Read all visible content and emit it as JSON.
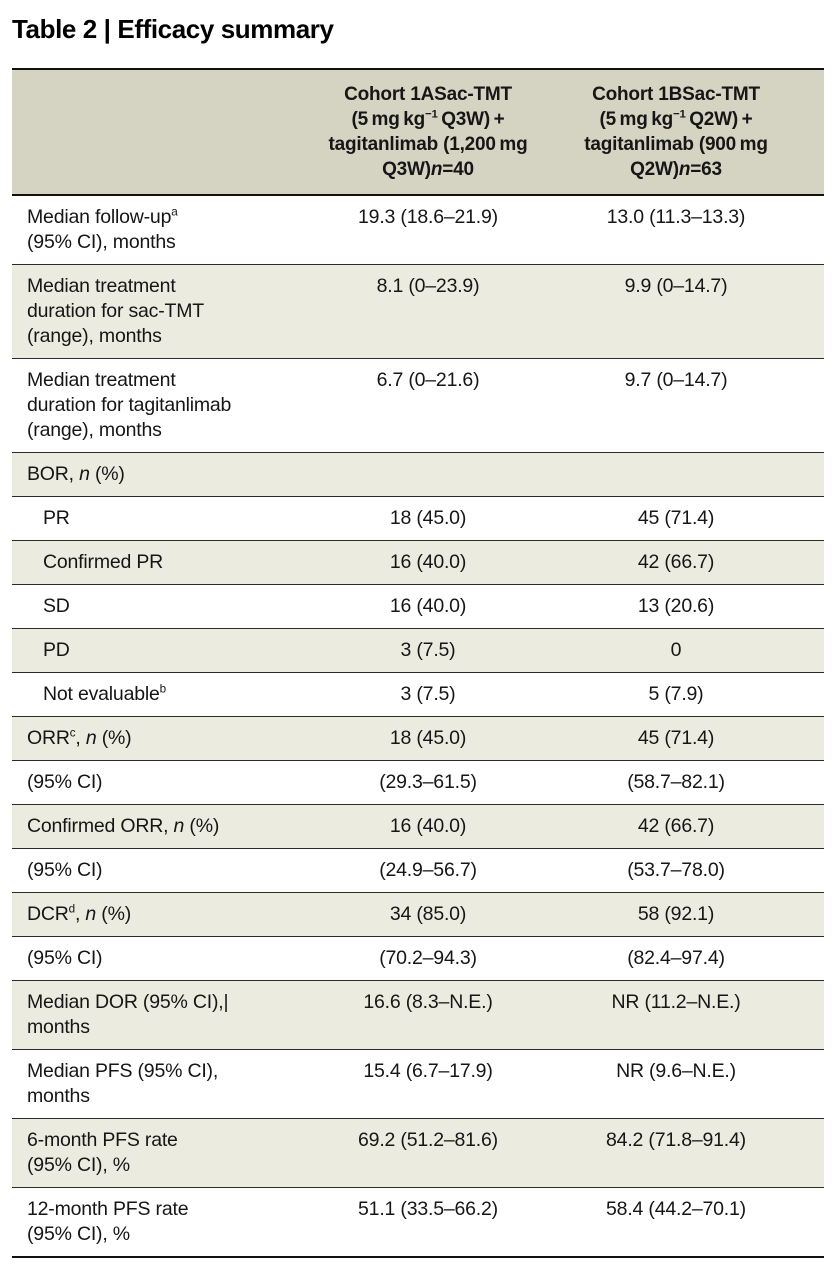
{
  "title": {
    "text": "Table 2 | Efficacy summary"
  },
  "colors": {
    "header_bg": "#d5d3c1",
    "shaded_row_bg": "#ecebe0",
    "rule": "#111111",
    "rule_thin": "#2b2b2b",
    "text": "#161616"
  },
  "table": {
    "header": {
      "col1": "",
      "cohort_1a": [
        {
          "t": "Cohort 1ASac-TMT"
        },
        {
          "br": true
        },
        {
          "t": "(5 mg kg"
        },
        {
          "t": "−1",
          "sup": true
        },
        {
          "t": " Q3W) +"
        },
        {
          "br": true
        },
        {
          "t": "tagitanlimab (1,200 mg"
        },
        {
          "br": true
        },
        {
          "t": "Q3W)"
        },
        {
          "t": "n",
          "i": true
        },
        {
          "t": "=40"
        }
      ],
      "cohort_1b": [
        {
          "t": "Cohort 1BSac-TMT"
        },
        {
          "br": true
        },
        {
          "t": "(5 mg kg"
        },
        {
          "t": "−1",
          "sup": true
        },
        {
          "t": " Q2W) +"
        },
        {
          "br": true
        },
        {
          "t": "tagitanlimab (900 mg"
        },
        {
          "br": true
        },
        {
          "t": "Q2W)"
        },
        {
          "t": "n",
          "i": true
        },
        {
          "t": "=63"
        }
      ]
    },
    "rows": [
      {
        "key": "median-follow-up",
        "shaded": false,
        "indent": false,
        "label": [
          {
            "t": "Median follow-up"
          },
          {
            "t": "a",
            "sup": true
          },
          {
            "br": true
          },
          {
            "t": "(95% CI), months"
          }
        ],
        "values": [
          "19.3 (18.6–21.9)",
          "13.0 (11.3–13.3)"
        ]
      },
      {
        "key": "median-treatment-duration-sac-tmt",
        "shaded": true,
        "indent": false,
        "label": [
          {
            "t": "Median treatment"
          },
          {
            "br": true
          },
          {
            "t": "duration for sac-TMT"
          },
          {
            "br": true
          },
          {
            "t": "(range), months"
          }
        ],
        "values": [
          "8.1 (0–23.9)",
          "9.9 (0–14.7)"
        ]
      },
      {
        "key": "median-treatment-duration-tagitanlimab",
        "shaded": false,
        "indent": false,
        "label": [
          {
            "t": "Median treatment"
          },
          {
            "br": true
          },
          {
            "t": "duration for tagitanlimab"
          },
          {
            "br": true
          },
          {
            "t": "(range), months"
          }
        ],
        "values": [
          "6.7 (0–21.6)",
          "9.7 (0–14.7)"
        ]
      },
      {
        "key": "bor",
        "shaded": true,
        "indent": false,
        "label": [
          {
            "t": "BOR, "
          },
          {
            "t": "n",
            "i": true
          },
          {
            "t": " (%)"
          }
        ],
        "values": [
          "",
          ""
        ]
      },
      {
        "key": "pr",
        "shaded": false,
        "indent": true,
        "label": [
          {
            "t": "PR"
          }
        ],
        "values": [
          "18 (45.0)",
          "45 (71.4)"
        ]
      },
      {
        "key": "confirmed-pr",
        "shaded": true,
        "indent": true,
        "label": [
          {
            "t": "Confirmed PR"
          }
        ],
        "values": [
          "16 (40.0)",
          "42 (66.7)"
        ]
      },
      {
        "key": "sd",
        "shaded": false,
        "indent": true,
        "label": [
          {
            "t": "SD"
          }
        ],
        "values": [
          "16 (40.0)",
          "13 (20.6)"
        ]
      },
      {
        "key": "pd",
        "shaded": true,
        "indent": true,
        "label": [
          {
            "t": "PD"
          }
        ],
        "values": [
          "3 (7.5)",
          "0"
        ]
      },
      {
        "key": "not-evaluable",
        "shaded": false,
        "indent": true,
        "label": [
          {
            "t": "Not evaluable"
          },
          {
            "t": "b",
            "sup": true
          }
        ],
        "values": [
          "3 (7.5)",
          "5 (7.9)"
        ]
      },
      {
        "key": "orr",
        "shaded": true,
        "indent": false,
        "label": [
          {
            "t": "ORR"
          },
          {
            "t": "c",
            "sup": true
          },
          {
            "t": ", "
          },
          {
            "t": "n",
            "i": true
          },
          {
            "t": " (%)"
          }
        ],
        "values": [
          "18 (45.0)",
          "45 (71.4)"
        ]
      },
      {
        "key": "orr-ci",
        "shaded": false,
        "indent": false,
        "label": [
          {
            "t": "(95% CI)"
          }
        ],
        "values": [
          "(29.3–61.5)",
          "(58.7–82.1)"
        ]
      },
      {
        "key": "confirmed-orr",
        "shaded": true,
        "indent": false,
        "label": [
          {
            "t": "Confirmed ORR, "
          },
          {
            "t": "n",
            "i": true
          },
          {
            "t": " (%)"
          }
        ],
        "values": [
          "16 (40.0)",
          "42 (66.7)"
        ]
      },
      {
        "key": "confirmed-orr-ci",
        "shaded": false,
        "indent": false,
        "label": [
          {
            "t": "(95% CI)"
          }
        ],
        "values": [
          "(24.9–56.7)",
          "(53.7–78.0)"
        ]
      },
      {
        "key": "dcr",
        "shaded": true,
        "indent": false,
        "label": [
          {
            "t": "DCR"
          },
          {
            "t": "d",
            "sup": true
          },
          {
            "t": ", "
          },
          {
            "t": "n",
            "i": true
          },
          {
            "t": " (%)"
          }
        ],
        "values": [
          "34 (85.0)",
          "58 (92.1)"
        ]
      },
      {
        "key": "dcr-ci",
        "shaded": false,
        "indent": false,
        "label": [
          {
            "t": "(95% CI)"
          }
        ],
        "values": [
          "(70.2–94.3)",
          "(82.4–97.4)"
        ]
      },
      {
        "key": "median-dor",
        "shaded": true,
        "indent": false,
        "label": [
          {
            "t": "Median DOR (95% CI),|"
          },
          {
            "br": true
          },
          {
            "t": "months"
          }
        ],
        "values": [
          "16.6 (8.3–N.E.)",
          "NR (11.2–N.E.)"
        ]
      },
      {
        "key": "median-pfs",
        "shaded": false,
        "indent": false,
        "label": [
          {
            "t": "Median PFS (95% CI),"
          },
          {
            "br": true
          },
          {
            "t": "months"
          }
        ],
        "values": [
          "15.4 (6.7–17.9)",
          "NR (9.6–N.E.)"
        ]
      },
      {
        "key": "pfs-rate-6-month",
        "shaded": true,
        "indent": false,
        "label": [
          {
            "t": "6-month PFS rate"
          },
          {
            "br": true
          },
          {
            "t": "(95% CI), %"
          }
        ],
        "values": [
          "69.2 (51.2–81.6)",
          "84.2 (71.8–91.4)"
        ]
      },
      {
        "key": "pfs-rate-12-month",
        "shaded": false,
        "indent": false,
        "label": [
          {
            "t": "12-month PFS rate"
          },
          {
            "br": true
          },
          {
            "t": "(95% CI), %"
          }
        ],
        "values": [
          "51.1 (33.5–66.2)",
          "58.4 (44.2–70.1)"
        ]
      }
    ]
  }
}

☆ ☆ ☆ ☆ ☆ ☆ ☆

## What the task requires
Write out the listing above again, exactly, but with no pictures in the copy.

## Exercise solution
Read all visible content and emit it as JSON.
{
  "title": {
    "text": "Table 2 | Efficacy summary"
  },
  "colors": {
    "header_bg": "#d5d3c1",
    "shaded_row_bg": "#ecebe0",
    "rule": "#111111",
    "rule_thin": "#2b2b2b",
    "text": "#161616"
  },
  "table": {
    "header": {
      "col1": "",
      "cohort_1a": [
        {
          "t": "Cohort 1ASac-TMT"
        },
        {
          "br": true
        },
        {
          "t": "(5 mg kg"
        },
        {
          "t": "−1",
          "sup": true
        },
        {
          "t": " Q3W) +"
        },
        {
          "br": true
        },
        {
          "t": "tagitanlimab (1,200 mg"
        },
        {
          "br": true
        },
        {
          "t": "Q3W)"
        },
        {
          "t": "n",
          "i": true
        },
        {
          "t": "=40"
        }
      ],
      "cohort_1b": [
        {
          "t": "Cohort 1BSac-TMT"
        },
        {
          "br": true
        },
        {
          "t": "(5 mg kg"
        },
        {
          "t": "−1",
          "sup": true
        },
        {
          "t": " Q2W) +"
        },
        {
          "br": true
        },
        {
          "t": "tagitanlimab (900 mg"
        },
        {
          "br": true
        },
        {
          "t": "Q2W)"
        },
        {
          "t": "n",
          "i": true
        },
        {
          "t": "=63"
        }
      ]
    },
    "rows": [
      {
        "key": "median-follow-up",
        "shaded": false,
        "indent": false,
        "label": [
          {
            "t": "Median follow-up"
          },
          {
            "t": "a",
            "sup": true
          },
          {
            "br": true
          },
          {
            "t": "(95% CI), months"
          }
        ],
        "values": [
          "19.3 (18.6–21.9)",
          "13.0 (11.3–13.3)"
        ]
      },
      {
        "key": "median-treatment-duration-sac-tmt",
        "shaded": true,
        "indent": false,
        "label": [
          {
            "t": "Median treatment"
          },
          {
            "br": true
          },
          {
            "t": "duration for sac-TMT"
          },
          {
            "br": true
          },
          {
            "t": "(range), months"
          }
        ],
        "values": [
          "8.1 (0–23.9)",
          "9.9 (0–14.7)"
        ]
      },
      {
        "key": "median-treatment-duration-tagitanlimab",
        "shaded": false,
        "indent": false,
        "label": [
          {
            "t": "Median treatment"
          },
          {
            "br": true
          },
          {
            "t": "duration for tagitanlimab"
          },
          {
            "br": true
          },
          {
            "t": "(range), months"
          }
        ],
        "values": [
          "6.7 (0–21.6)",
          "9.7 (0–14.7)"
        ]
      },
      {
        "key": "bor",
        "shaded": true,
        "indent": false,
        "label": [
          {
            "t": "BOR, "
          },
          {
            "t": "n",
            "i": true
          },
          {
            "t": " (%)"
          }
        ],
        "values": [
          "",
          ""
        ]
      },
      {
        "key": "pr",
        "shaded": false,
        "indent": true,
        "label": [
          {
            "t": "PR"
          }
        ],
        "values": [
          "18 (45.0)",
          "45 (71.4)"
        ]
      },
      {
        "key": "confirmed-pr",
        "shaded": true,
        "indent": true,
        "label": [
          {
            "t": "Confirmed PR"
          }
        ],
        "values": [
          "16 (40.0)",
          "42 (66.7)"
        ]
      },
      {
        "key": "sd",
        "shaded": false,
        "indent": true,
        "label": [
          {
            "t": "SD"
          }
        ],
        "values": [
          "16 (40.0)",
          "13 (20.6)"
        ]
      },
      {
        "key": "pd",
        "shaded": true,
        "indent": true,
        "label": [
          {
            "t": "PD"
          }
        ],
        "values": [
          "3 (7.5)",
          "0"
        ]
      },
      {
        "key": "not-evaluable",
        "shaded": false,
        "indent": true,
        "label": [
          {
            "t": "Not evaluable"
          },
          {
            "t": "b",
            "sup": true
          }
        ],
        "values": [
          "3 (7.5)",
          "5 (7.9)"
        ]
      },
      {
        "key": "orr",
        "shaded": true,
        "indent": false,
        "label": [
          {
            "t": "ORR"
          },
          {
            "t": "c",
            "sup": true
          },
          {
            "t": ", "
          },
          {
            "t": "n",
            "i": true
          },
          {
            "t": " (%)"
          }
        ],
        "values": [
          "18 (45.0)",
          "45 (71.4)"
        ]
      },
      {
        "key": "orr-ci",
        "shaded": false,
        "indent": false,
        "label": [
          {
            "t": "(95% CI)"
          }
        ],
        "values": [
          "(29.3–61.5)",
          "(58.7–82.1)"
        ]
      },
      {
        "key": "confirmed-orr",
        "shaded": true,
        "indent": false,
        "label": [
          {
            "t": "Confirmed ORR, "
          },
          {
            "t": "n",
            "i": true
          },
          {
            "t": " (%)"
          }
        ],
        "values": [
          "16 (40.0)",
          "42 (66.7)"
        ]
      },
      {
        "key": "confirmed-orr-ci",
        "shaded": false,
        "indent": false,
        "label": [
          {
            "t": "(95% CI)"
          }
        ],
        "values": [
          "(24.9–56.7)",
          "(53.7–78.0)"
        ]
      },
      {
        "key": "dcr",
        "shaded": true,
        "indent": false,
        "label": [
          {
            "t": "DCR"
          },
          {
            "t": "d",
            "sup": true
          },
          {
            "t": ", "
          },
          {
            "t": "n",
            "i": true
          },
          {
            "t": " (%)"
          }
        ],
        "values": [
          "34 (85.0)",
          "58 (92.1)"
        ]
      },
      {
        "key": "dcr-ci",
        "shaded": false,
        "indent": false,
        "label": [
          {
            "t": "(95% CI)"
          }
        ],
        "values": [
          "(70.2–94.3)",
          "(82.4–97.4)"
        ]
      },
      {
        "key": "median-dor",
        "shaded": true,
        "indent": false,
        "label": [
          {
            "t": "Median DOR (95% CI),|"
          },
          {
            "br": true
          },
          {
            "t": "months"
          }
        ],
        "values": [
          "16.6 (8.3–N.E.)",
          "NR (11.2–N.E.)"
        ]
      },
      {
        "key": "median-pfs",
        "shaded": false,
        "indent": false,
        "label": [
          {
            "t": "Median PFS (95% CI),"
          },
          {
            "br": true
          },
          {
            "t": "months"
          }
        ],
        "values": [
          "15.4 (6.7–17.9)",
          "NR (9.6–N.E.)"
        ]
      },
      {
        "key": "pfs-rate-6-month",
        "shaded": true,
        "indent": false,
        "label": [
          {
            "t": "6-month PFS rate"
          },
          {
            "br": true
          },
          {
            "t": "(95% CI), %"
          }
        ],
        "values": [
          "69.2 (51.2–81.6)",
          "84.2 (71.8–91.4)"
        ]
      },
      {
        "key": "pfs-rate-12-month",
        "shaded": false,
        "indent": false,
        "label": [
          {
            "t": "12-month PFS rate"
          },
          {
            "br": true
          },
          {
            "t": "(95% CI), %"
          }
        ],
        "values": [
          "51.1 (33.5–66.2)",
          "58.4 (44.2–70.1)"
        ]
      }
    ]
  }
}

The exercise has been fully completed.